JOB:
Go through the listing below and list every line with "BANK".

Dataset listings of figures:
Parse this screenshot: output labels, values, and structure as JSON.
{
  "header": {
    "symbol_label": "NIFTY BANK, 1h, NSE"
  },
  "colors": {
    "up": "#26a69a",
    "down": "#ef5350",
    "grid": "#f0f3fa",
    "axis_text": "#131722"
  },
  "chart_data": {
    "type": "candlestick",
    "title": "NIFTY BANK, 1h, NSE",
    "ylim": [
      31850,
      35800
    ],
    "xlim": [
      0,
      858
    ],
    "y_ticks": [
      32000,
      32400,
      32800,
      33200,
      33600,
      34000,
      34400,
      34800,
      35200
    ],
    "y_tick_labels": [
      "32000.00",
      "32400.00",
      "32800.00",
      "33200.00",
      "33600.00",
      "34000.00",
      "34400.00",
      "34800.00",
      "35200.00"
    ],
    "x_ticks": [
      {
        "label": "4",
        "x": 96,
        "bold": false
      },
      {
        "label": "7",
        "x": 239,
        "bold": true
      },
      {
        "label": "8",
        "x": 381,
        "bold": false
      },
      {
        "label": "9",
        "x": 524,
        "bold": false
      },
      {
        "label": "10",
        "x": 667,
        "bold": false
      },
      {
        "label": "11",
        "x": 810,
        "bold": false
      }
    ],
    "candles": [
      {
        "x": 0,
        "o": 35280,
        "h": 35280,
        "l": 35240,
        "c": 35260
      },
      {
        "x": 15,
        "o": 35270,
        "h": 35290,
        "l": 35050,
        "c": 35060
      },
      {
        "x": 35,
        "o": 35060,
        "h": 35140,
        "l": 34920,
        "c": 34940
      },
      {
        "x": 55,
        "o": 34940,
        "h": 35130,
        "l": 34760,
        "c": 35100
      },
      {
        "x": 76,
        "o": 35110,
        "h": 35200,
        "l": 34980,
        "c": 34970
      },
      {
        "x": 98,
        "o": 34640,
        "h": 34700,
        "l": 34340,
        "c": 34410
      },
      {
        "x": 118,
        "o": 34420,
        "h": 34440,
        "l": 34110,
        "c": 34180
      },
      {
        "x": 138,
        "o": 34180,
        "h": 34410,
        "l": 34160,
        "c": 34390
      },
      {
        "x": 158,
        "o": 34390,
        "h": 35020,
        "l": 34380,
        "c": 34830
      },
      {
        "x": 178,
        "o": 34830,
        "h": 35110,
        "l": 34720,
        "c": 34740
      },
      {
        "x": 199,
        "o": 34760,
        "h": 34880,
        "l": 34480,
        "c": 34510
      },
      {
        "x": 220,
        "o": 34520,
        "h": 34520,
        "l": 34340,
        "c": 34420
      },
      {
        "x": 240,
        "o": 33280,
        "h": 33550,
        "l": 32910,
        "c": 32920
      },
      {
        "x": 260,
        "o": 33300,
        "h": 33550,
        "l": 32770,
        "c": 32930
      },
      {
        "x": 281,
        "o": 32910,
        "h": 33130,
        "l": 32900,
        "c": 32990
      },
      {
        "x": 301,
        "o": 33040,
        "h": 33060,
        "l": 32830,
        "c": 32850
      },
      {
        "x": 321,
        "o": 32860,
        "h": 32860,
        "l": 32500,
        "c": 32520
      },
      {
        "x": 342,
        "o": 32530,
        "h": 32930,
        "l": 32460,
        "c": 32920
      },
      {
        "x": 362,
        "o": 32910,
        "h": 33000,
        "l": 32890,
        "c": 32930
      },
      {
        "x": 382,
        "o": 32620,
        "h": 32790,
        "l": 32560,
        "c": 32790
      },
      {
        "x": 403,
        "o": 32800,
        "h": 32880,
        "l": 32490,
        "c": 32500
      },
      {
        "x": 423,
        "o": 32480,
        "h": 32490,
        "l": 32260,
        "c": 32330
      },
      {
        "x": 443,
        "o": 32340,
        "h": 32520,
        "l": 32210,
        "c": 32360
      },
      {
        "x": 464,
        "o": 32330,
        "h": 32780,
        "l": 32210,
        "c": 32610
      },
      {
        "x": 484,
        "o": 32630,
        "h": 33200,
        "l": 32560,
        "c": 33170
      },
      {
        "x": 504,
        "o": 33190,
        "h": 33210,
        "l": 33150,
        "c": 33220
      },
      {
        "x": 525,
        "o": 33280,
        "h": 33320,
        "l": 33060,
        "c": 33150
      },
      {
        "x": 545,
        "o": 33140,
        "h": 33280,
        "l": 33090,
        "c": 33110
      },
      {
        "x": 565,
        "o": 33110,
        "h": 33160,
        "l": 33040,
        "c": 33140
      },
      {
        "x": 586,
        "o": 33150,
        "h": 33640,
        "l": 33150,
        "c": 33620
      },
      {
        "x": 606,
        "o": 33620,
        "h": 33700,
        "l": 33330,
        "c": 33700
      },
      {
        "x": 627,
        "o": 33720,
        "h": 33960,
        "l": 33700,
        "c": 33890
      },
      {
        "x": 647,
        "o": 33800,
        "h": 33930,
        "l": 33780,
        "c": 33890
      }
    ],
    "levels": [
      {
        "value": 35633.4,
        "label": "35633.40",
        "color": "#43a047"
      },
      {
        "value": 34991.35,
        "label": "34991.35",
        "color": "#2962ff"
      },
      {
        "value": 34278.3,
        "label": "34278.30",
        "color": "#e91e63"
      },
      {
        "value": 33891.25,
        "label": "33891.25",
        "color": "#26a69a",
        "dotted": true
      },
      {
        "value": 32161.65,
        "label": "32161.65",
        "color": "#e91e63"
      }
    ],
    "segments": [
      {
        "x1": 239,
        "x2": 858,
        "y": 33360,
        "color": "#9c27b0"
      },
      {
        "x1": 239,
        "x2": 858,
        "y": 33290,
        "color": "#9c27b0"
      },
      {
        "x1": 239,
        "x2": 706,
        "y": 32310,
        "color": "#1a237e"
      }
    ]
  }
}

COMPLETED TASK:
    "symbol_label": "NIFTY BANK, 1h, NSE"
    "title": "NIFTY BANK, 1h, NSE",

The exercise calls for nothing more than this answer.